§ **YOUR TASK**: Copy out every record below exactly as written, but leave out any pictures.

§ **AVAILABLE RECORDS**:

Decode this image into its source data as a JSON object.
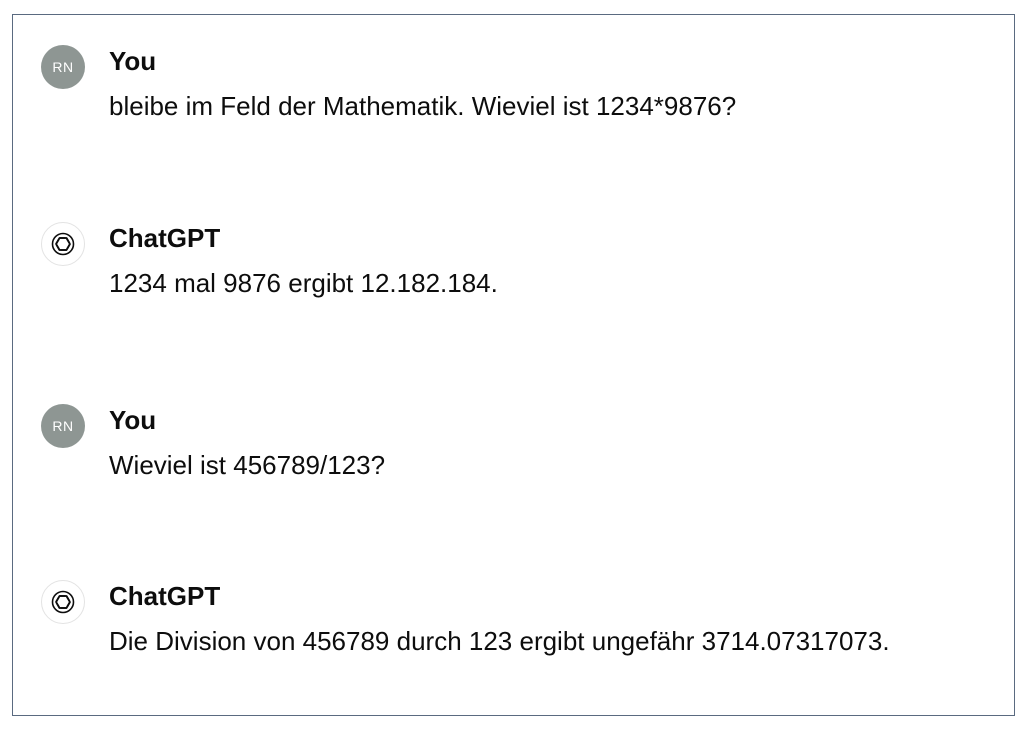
{
  "conversation": {
    "messages": [
      {
        "role": "user",
        "avatar_initials": "RN",
        "author": "You",
        "text": "bleibe im Feld der Mathematik. Wieviel ist 1234*9876?"
      },
      {
        "role": "assistant",
        "avatar_icon": "openai-logo-icon",
        "author": "ChatGPT",
        "text": "1234 mal 9876 ergibt 12.182.184."
      },
      {
        "role": "user",
        "avatar_initials": "RN",
        "author": "You",
        "text": "Wieviel ist 456789/123?"
      },
      {
        "role": "assistant",
        "avatar_icon": "openai-logo-icon",
        "author": "ChatGPT",
        "text": "Die Division von 456789 durch 123 ergibt ungefähr 3714.07317073."
      }
    ]
  },
  "colors": {
    "user_avatar_bg": "#8e9693",
    "frame_border": "#5a6a80",
    "text": "#0d0d0d"
  }
}
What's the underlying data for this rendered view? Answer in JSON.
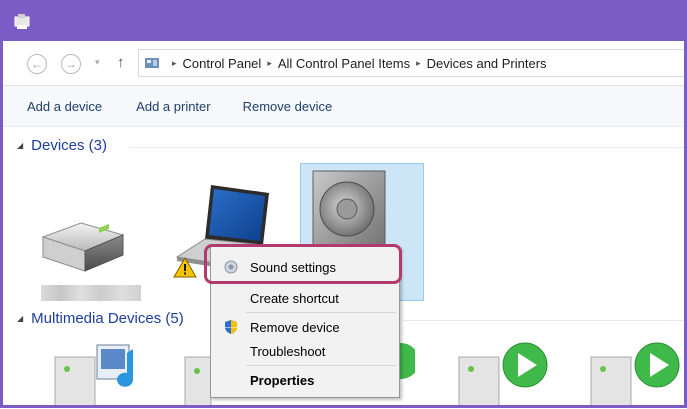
{
  "breadcrumb": [
    "Control Panel",
    "All Control Panel Items",
    "Devices and Printers"
  ],
  "commands": [
    "Add a device",
    "Add a printer",
    "Remove device"
  ],
  "groups": {
    "devices": "Devices (3)",
    "multimedia": "Multimedia Devices (5)"
  },
  "context_menu": {
    "sound_settings": "Sound settings",
    "create_shortcut": "Create shortcut",
    "remove_device": "Remove device",
    "troubleshoot": "Troubleshoot",
    "properties": "Properties"
  },
  "icons": {
    "back": "←",
    "forward": "→",
    "dropdown": "▾",
    "up": "↑",
    "breadcrumb_sep": "▸",
    "expand": "◢"
  },
  "colors": {
    "titlebar": "#7b5cc6",
    "highlight_box": "#b23a6e",
    "selection": "#cde6f7",
    "group_header": "#1e3e9e"
  }
}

§ **RESULT OF THIS TASK**:
Decode this image into its source data as a JSON object.
{
  "conversation": {
    "messages": [
      {
        "role": "user",
        "avatar_initials": "RN",
        "author": "You",
        "text": "bleibe im Feld der Mathematik. Wieviel ist 1234*9876?"
      },
      {
        "role": "assistant",
        "avatar_icon": "openai-logo-icon",
        "author": "ChatGPT",
        "text": "1234 mal 9876 ergibt 12.182.184."
      },
      {
        "role": "user",
        "avatar_initials": "RN",
        "author": "You",
        "text": "Wieviel ist 456789/123?"
      },
      {
        "role": "assistant",
        "avatar_icon": "openai-logo-icon",
        "author": "ChatGPT",
        "text": "Die Division von 456789 durch 123 ergibt ungefähr 3714.07317073."
      }
    ]
  },
  "colors": {
    "user_avatar_bg": "#8e9693",
    "frame_border": "#5a6a80",
    "text": "#0d0d0d"
  }
}
What's the underlying data for this rendered view? Answer in JSON.
{
  "breadcrumb": [
    "Control Panel",
    "All Control Panel Items",
    "Devices and Printers"
  ],
  "commands": [
    "Add a device",
    "Add a printer",
    "Remove device"
  ],
  "groups": {
    "devices": "Devices (3)",
    "multimedia": "Multimedia Devices (5)"
  },
  "context_menu": {
    "sound_settings": "Sound settings",
    "create_shortcut": "Create shortcut",
    "remove_device": "Remove device",
    "troubleshoot": "Troubleshoot",
    "properties": "Properties"
  },
  "icons": {
    "back": "←",
    "forward": "→",
    "dropdown": "▾",
    "up": "↑",
    "breadcrumb_sep": "▸",
    "expand": "◢"
  },
  "colors": {
    "titlebar": "#7b5cc6",
    "highlight_box": "#b23a6e",
    "selection": "#cde6f7",
    "group_header": "#1e3e9e"
  }
}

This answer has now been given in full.